>> START

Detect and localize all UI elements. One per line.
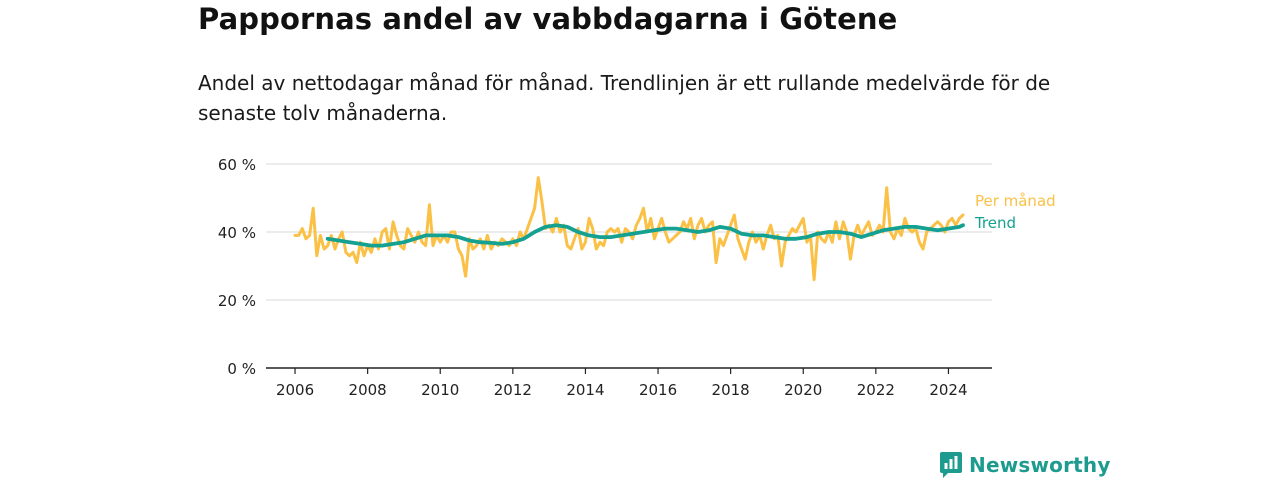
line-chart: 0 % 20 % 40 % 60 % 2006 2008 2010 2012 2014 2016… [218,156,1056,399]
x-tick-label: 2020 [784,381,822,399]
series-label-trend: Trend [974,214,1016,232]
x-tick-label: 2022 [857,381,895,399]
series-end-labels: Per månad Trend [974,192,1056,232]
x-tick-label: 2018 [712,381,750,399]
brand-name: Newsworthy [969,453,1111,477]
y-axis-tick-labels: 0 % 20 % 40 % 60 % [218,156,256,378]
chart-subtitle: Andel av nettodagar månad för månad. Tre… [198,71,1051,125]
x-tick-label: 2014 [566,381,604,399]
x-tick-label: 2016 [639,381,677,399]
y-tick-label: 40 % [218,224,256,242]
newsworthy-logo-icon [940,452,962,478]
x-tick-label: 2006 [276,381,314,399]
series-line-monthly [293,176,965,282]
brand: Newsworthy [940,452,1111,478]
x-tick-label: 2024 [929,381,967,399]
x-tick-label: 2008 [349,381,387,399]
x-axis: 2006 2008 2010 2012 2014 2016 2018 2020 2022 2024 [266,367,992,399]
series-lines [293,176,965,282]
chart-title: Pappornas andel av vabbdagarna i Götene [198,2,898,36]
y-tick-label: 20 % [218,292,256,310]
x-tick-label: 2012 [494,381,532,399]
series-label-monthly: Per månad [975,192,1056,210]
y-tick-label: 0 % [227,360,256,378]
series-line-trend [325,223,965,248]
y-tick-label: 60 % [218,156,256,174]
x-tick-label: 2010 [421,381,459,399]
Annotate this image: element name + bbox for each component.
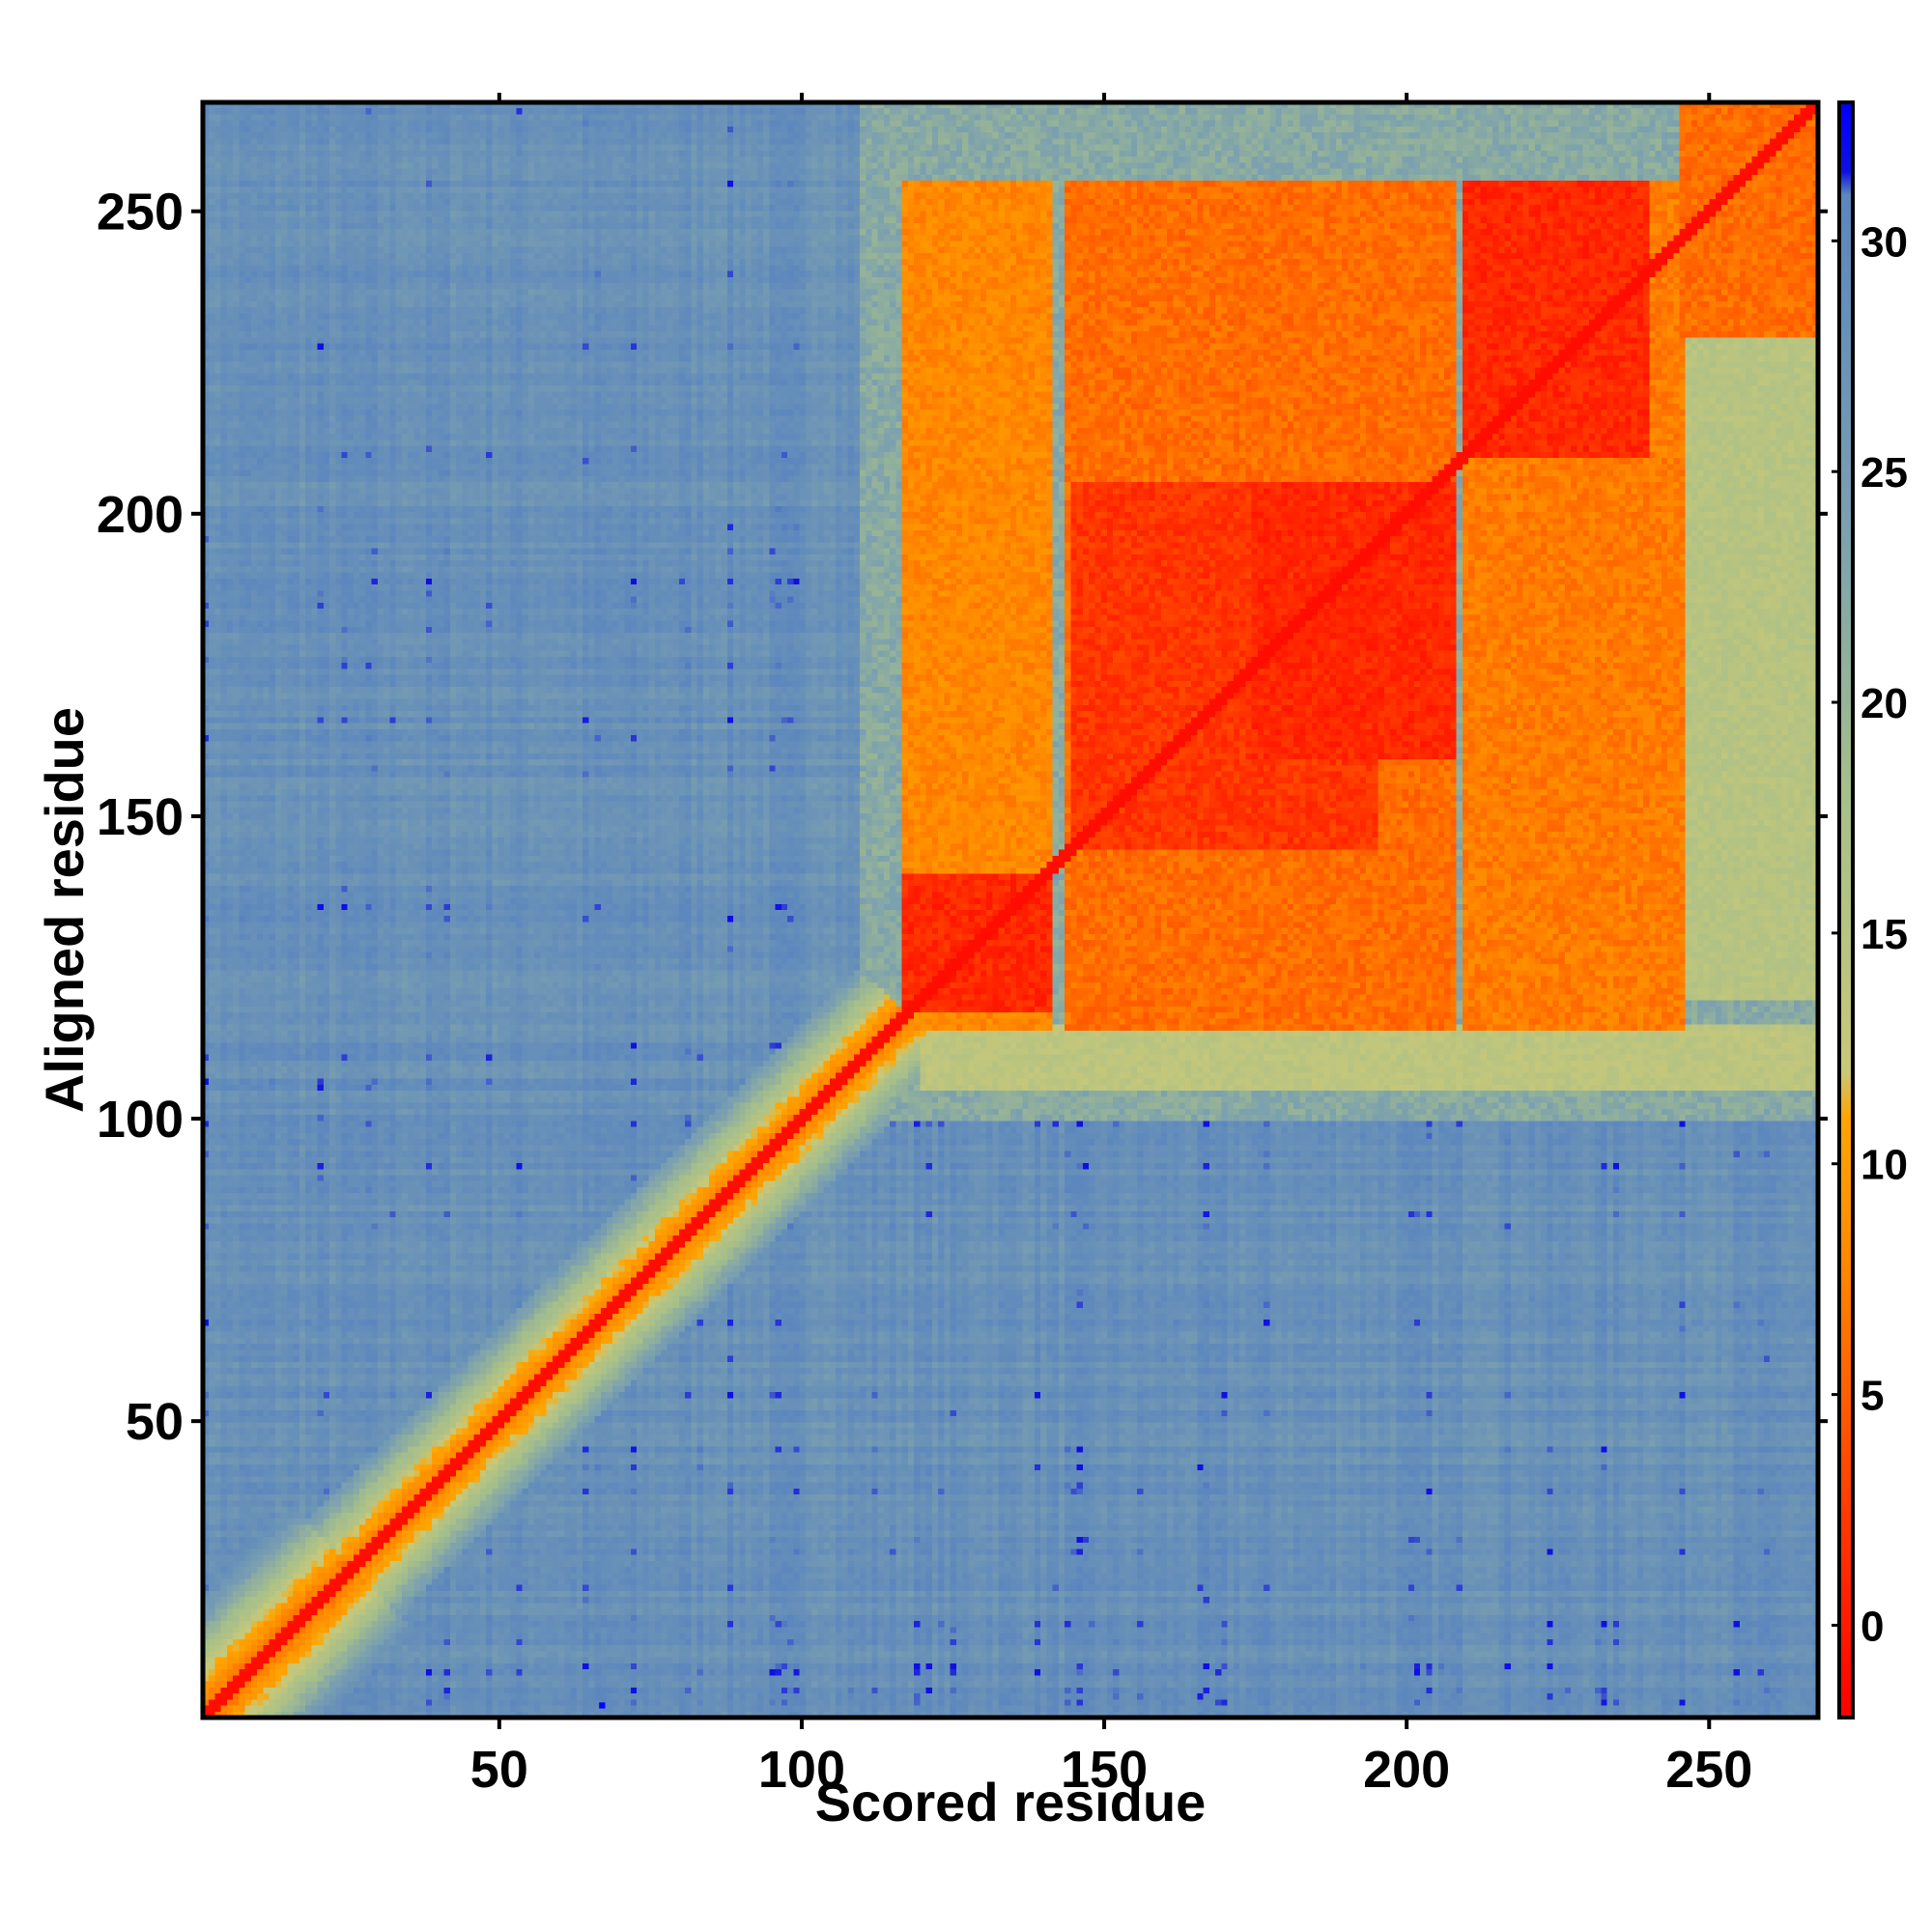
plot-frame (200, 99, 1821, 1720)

>> END

→ **Work to complete**:
Give all the records again with "bbox" changed to "bounding box" and everything else left as it is. Don't include the pictures.

→ **Correct output**:
Detect and localize all UI elements. One per line.
line-chart: 0 % 20 % 40 % 60 % 2006 2008 2010 2012 2014 2016… [218,156,1056,399]
x-tick-label: 2020 [784,381,822,399]
series-label-trend: Trend [974,214,1016,232]
x-tick-label: 2022 [857,381,895,399]
series-end-labels: Per månad Trend [974,192,1056,232]
x-tick-label: 2018 [712,381,750,399]
brand-name: Newsworthy [969,453,1111,477]
y-axis-tick-labels: 0 % 20 % 40 % 60 % [218,156,256,378]
chart-subtitle: Andel av nettodagar månad för månad. Tre… [198,71,1051,125]
x-tick-label: 2014 [566,381,604,399]
x-tick-label: 2016 [639,381,677,399]
y-tick-label: 40 % [218,224,256,242]
newsworthy-logo-icon [940,452,962,478]
x-tick-label: 2006 [276,381,314,399]
series-line-monthly [293,176,965,282]
brand: Newsworthy [940,452,1111,478]
x-tick-label: 2024 [929,381,967,399]
x-tick-label: 2008 [349,381,387,399]
x-axis: 2006 2008 2010 2012 2014 2016 2018 2020 2022 2024 [266,367,992,399]
series-lines [293,176,965,282]
chart-title: Pappornas andel av vabbdagarna i Götene [198,2,898,36]
y-tick-label: 20 % [218,292,256,310]
x-tick-label: 2012 [494,381,532,399]
series-label-monthly: Per månad [975,192,1056,210]
y-tick-label: 0 % [227,360,256,378]
series-line-trend [325,223,965,248]
y-tick-label: 60 % [218,156,256,174]
x-tick-label: 2010 [421,381,459,399]
Annotate this image: element name + bounding box for each component.
plot-frame (200, 99, 1821, 1720)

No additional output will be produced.